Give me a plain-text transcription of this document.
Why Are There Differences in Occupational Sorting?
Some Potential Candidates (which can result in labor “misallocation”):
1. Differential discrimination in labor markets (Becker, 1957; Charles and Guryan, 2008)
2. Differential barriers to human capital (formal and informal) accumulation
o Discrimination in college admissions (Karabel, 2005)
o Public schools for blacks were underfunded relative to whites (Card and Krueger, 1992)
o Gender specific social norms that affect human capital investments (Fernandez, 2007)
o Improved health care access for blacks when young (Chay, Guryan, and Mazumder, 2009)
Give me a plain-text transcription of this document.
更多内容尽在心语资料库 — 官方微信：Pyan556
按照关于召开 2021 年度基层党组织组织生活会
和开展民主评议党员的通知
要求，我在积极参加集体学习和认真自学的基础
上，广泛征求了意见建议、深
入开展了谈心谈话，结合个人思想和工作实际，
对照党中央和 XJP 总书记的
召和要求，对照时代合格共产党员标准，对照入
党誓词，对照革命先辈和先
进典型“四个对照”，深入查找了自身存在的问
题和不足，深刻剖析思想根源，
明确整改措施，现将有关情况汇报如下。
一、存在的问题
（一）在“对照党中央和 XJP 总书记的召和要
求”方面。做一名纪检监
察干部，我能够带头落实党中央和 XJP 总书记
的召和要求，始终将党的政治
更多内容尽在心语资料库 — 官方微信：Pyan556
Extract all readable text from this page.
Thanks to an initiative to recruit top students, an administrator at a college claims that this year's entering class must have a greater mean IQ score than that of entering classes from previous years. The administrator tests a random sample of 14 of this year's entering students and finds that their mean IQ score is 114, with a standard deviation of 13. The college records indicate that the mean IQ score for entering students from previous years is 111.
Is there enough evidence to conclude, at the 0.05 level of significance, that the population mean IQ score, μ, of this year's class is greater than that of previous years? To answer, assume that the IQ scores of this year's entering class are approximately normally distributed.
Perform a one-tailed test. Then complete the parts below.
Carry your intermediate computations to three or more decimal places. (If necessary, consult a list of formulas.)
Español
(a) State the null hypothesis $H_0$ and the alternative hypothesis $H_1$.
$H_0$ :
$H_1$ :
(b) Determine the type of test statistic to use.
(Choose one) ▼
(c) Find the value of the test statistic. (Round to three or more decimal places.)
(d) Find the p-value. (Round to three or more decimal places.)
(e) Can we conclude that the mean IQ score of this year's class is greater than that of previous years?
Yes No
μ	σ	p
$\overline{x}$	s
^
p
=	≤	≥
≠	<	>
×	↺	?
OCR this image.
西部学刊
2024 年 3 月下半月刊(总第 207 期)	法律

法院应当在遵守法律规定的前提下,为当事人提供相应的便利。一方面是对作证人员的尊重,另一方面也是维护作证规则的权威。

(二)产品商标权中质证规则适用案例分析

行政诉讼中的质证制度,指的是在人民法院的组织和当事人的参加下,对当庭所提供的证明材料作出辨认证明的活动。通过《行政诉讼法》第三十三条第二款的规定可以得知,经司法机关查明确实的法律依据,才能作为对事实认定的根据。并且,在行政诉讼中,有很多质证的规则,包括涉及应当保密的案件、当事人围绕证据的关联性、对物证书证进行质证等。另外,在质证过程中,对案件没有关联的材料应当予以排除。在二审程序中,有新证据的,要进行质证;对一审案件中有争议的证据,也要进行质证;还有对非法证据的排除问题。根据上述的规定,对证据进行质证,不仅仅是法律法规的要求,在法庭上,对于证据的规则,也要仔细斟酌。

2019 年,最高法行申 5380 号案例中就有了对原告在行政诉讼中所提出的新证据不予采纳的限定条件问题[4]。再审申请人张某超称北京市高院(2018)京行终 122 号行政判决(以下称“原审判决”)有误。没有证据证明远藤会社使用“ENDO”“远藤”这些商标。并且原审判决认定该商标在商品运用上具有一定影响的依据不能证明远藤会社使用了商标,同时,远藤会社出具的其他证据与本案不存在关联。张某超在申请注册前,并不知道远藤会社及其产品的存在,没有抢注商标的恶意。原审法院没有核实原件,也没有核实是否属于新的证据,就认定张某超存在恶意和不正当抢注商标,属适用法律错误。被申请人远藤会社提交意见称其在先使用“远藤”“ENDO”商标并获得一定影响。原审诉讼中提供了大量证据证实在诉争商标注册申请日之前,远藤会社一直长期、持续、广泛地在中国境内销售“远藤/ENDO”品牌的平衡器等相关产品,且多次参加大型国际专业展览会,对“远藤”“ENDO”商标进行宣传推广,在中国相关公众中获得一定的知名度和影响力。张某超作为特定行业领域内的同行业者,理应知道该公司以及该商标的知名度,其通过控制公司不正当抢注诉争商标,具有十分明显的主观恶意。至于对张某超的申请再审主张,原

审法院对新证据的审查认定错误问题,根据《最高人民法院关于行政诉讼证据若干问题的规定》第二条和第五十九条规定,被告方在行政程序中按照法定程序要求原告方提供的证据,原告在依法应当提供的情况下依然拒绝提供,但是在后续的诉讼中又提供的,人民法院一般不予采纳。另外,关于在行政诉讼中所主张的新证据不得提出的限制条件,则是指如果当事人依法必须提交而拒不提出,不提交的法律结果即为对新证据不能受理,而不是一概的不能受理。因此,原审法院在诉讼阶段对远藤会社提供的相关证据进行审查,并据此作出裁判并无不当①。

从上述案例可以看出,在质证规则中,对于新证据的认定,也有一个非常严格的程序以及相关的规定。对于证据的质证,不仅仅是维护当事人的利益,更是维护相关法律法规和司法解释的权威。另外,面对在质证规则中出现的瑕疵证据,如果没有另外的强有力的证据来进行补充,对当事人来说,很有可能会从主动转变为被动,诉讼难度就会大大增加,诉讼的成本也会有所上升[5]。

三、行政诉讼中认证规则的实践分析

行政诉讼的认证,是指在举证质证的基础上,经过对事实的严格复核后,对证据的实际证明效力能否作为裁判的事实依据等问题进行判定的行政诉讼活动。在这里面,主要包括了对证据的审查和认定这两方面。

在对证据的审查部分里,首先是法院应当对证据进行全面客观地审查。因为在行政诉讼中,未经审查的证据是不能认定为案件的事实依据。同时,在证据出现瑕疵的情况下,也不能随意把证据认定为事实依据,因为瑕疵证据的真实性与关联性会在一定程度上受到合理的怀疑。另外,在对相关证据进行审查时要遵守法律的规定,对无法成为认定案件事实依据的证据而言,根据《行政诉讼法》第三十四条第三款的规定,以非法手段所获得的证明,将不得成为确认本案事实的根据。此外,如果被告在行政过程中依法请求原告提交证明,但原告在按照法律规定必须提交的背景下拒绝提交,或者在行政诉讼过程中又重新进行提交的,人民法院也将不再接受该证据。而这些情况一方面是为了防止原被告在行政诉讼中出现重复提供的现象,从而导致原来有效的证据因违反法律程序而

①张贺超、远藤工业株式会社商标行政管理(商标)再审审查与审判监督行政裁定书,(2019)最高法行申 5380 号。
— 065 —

# # # # # # #

Exactly reproduce every line of the records.

Give me a plain-text transcription of this document.
Why Are There Differences in Occupational Sorting?
Some Potential Candidates (which can result in labor “misallocation”):
1. Differential discrimination in labor markets (Becker, 1957; Charles and Guryan, 2008)
2. Differential barriers to human capital (formal and informal) accumulation
o Discrimination in college admissions (Karabel, 2005)
o Public schools for blacks were underfunded relative to whites (Card and Krueger, 1992)
o Gender specific social norms that affect human capital investments (Fernandez, 2007)
o Improved health care access for blacks when young (Chay, Guryan, and Mazumder, 2009)
Give me a plain-text transcription of this document.
更多内容尽在心语资料库 — 官方微信：Pyan556
按照关于召开 2021 年度基层党组织组织生活会
和开展民主评议党员的通知
要求，我在积极参加集体学习和认真自学的基础
上，广泛征求了意见建议、深
入开展了谈心谈话，结合个人思想和工作实际，
对照党中央和 XJP 总书记的
召和要求，对照时代合格共产党员标准，对照入
党誓词，对照革命先辈和先
进典型“四个对照”，深入查找了自身存在的问
题和不足，深刻剖析思想根源，
明确整改措施，现将有关情况汇报如下。
一、存在的问题
（一）在“对照党中央和 XJP 总书记的召和要
求”方面。做一名纪检监
察干部，我能够带头落实党中央和 XJP 总书记
的召和要求，始终将党的政治
更多内容尽在心语资料库 — 官方微信：Pyan556
Extract all readable text from this page.
Thanks to an initiative to recruit top students, an administrator at a college claims that this year's entering class must have a greater mean IQ score than that of entering classes from previous years. The administrator tests a random sample of 14 of this year's entering students and finds that their mean IQ score is 114, with a standard deviation of 13. The college records indicate that the mean IQ score for entering students from previous years is 111.
Is there enough evidence to conclude, at the 0.05 level of significance, that the population mean IQ score, μ, of this year's class is greater than that of previous years? To answer, assume that the IQ scores of this year's entering class are approximately normally distributed.
Perform a one-tailed test. Then complete the parts below.
Carry your intermediate computations to three or more decimal places. (If necessary, consult a list of formulas.)
Español
(a) State the null hypothesis $H_0$ and the alternative hypothesis $H_1$.
$H_0$ :
$H_1$ :
(b) Determine the type of test statistic to use.
(Choose one) ▼
(c) Find the value of the test statistic. (Round to three or more decimal places.)
(d) Find the p-value. (Round to three or more decimal places.)
(e) Can we conclude that the mean IQ score of this year's class is greater than that of previous years?
Yes No
μ	σ	p
$\overline{x}$	s
^
p
=	≤	≥
≠	<	>
×	↺	?
OCR this image.
西部学刊
2024 年 3 月下半月刊(总第 207 期)	法律

法院应当在遵守法律规定的前提下,为当事人提供相应的便利。一方面是对作证人员的尊重,另一方面也是维护作证规则的权威。

(二)产品商标权中质证规则适用案例分析

行政诉讼中的质证制度,指的是在人民法院的组织和当事人的参加下,对当庭所提供的证明材料作出辨认证明的活动。通过《行政诉讼法》第三十三条第二款的规定可以得知,经司法机关查明确实的法律依据,才能作为对事实认定的根据。并且,在行政诉讼中,有很多质证的规则,包括涉及应当保密的案件、当事人围绕证据的关联性、对物证书证进行质证等。另外,在质证过程中,对案件没有关联的材料应当予以排除。在二审程序中,有新证据的,要进行质证;对一审案件中有争议的证据,也要进行质证;还有对非法证据的排除问题。根据上述的规定,对证据进行质证,不仅仅是法律法规的要求,在法庭上,对于证据的规则,也要仔细斟酌。

2019 年,最高法行申 5380 号案例中就有了对原告在行政诉讼中所提出的新证据不予采纳的限定条件问题[4]。再审申请人张某超称北京市高院(2018)京行终 122 号行政判决(以下称“原审判决”)有误。没有证据证明远藤会社使用“ENDO”“远藤”这些商标。并且原审判决认定该商标在商品运用上具有一定影响的依据不能证明远藤会社使用了商标,同时,远藤会社出具的其他证据与本案不存在关联。张某超在申请注册前,并不知道远藤会社及其产品的存在,没有抢注商标的恶意。原审法院没有核实原件,也没有核实是否属于新的证据,就认定张某超存在恶意和不正当抢注商标,属适用法律错误。被申请人远藤会社提交意见称其在先使用“远藤”“ENDO”商标并获得一定影响。原审诉讼中提供了大量证据证实在诉争商标注册申请日之前,远藤会社一直长期、持续、广泛地在中国境内销售“远藤/ENDO”品牌的平衡器等相关产品,且多次参加大型国际专业展览会,对“远藤”“ENDO”商标进行宣传推广,在中国相关公众中获得一定的知名度和影响力。张某超作为特定行业领域内的同行业者,理应知道该公司以及该商标的知名度,其通过控制公司不正当抢注诉争商标,具有十分明显的主观恶意。至于对张某超的申请再审主张,原

审法院对新证据的审查认定错误问题,根据《最高人民法院关于行政诉讼证据若干问题的规定》第二条和第五十九条规定,被告方在行政程序中按照法定程序要求原告方提供的证据,原告在依法应当提供的情况下依然拒绝提供,但是在后续的诉讼中又提供的,人民法院一般不予采纳。另外,关于在行政诉讼中所主张的新证据不得提出的限制条件,则是指如果当事人依法必须提交而拒不提出,不提交的法律结果即为对新证据不能受理,而不是一概的不能受理。因此,原审法院在诉讼阶段对远藤会社提供的相关证据进行审查,并据此作出裁判并无不当①。

从上述案例可以看出,在质证规则中,对于新证据的认定,也有一个非常严格的程序以及相关的规定。对于证据的质证,不仅仅是维护当事人的利益,更是维护相关法律法规和司法解释的权威。另外,面对在质证规则中出现的瑕疵证据,如果没有另外的强有力的证据来进行补充,对当事人来说,很有可能会从主动转变为被动,诉讼难度就会大大增加,诉讼的成本也会有所上升[5]。

三、行政诉讼中认证规则的实践分析

行政诉讼的认证,是指在举证质证的基础上,经过对事实的严格复核后,对证据的实际证明效力能否作为裁判的事实依据等问题进行判定的行政诉讼活动。在这里面,主要包括了对证据的审查和认定这两方面。

在对证据的审查部分里,首先是法院应当对证据进行全面客观地审查。因为在行政诉讼中,未经审查的证据是不能认定为案件的事实依据。同时,在证据出现瑕疵的情况下,也不能随意把证据认定为事实依据,因为瑕疵证据的真实性与关联性会在一定程度上受到合理的怀疑。另外,在对相关证据进行审查时要遵守法律的规定,对无法成为认定案件事实依据的证据而言,根据《行政诉讼法》第三十四条第三款的规定,以非法手段所获得的证明,将不得成为确认本案事实的根据。此外,如果被告在行政过程中依法请求原告提交证明,但原告在按照法律规定必须提交的背景下拒绝提交,或者在行政诉讼过程中又重新进行提交的,人民法院也将不再接受该证据。而这些情况一方面是为了防止原被告在行政诉讼中出现重复提供的现象,从而导致原来有效的证据因违反法律程序而

①张贺超、远藤工业株式会社商标行政管理(商标)再审审查与审判监督行政裁定书,(2019)最高法行申 5380 号。
— 065 —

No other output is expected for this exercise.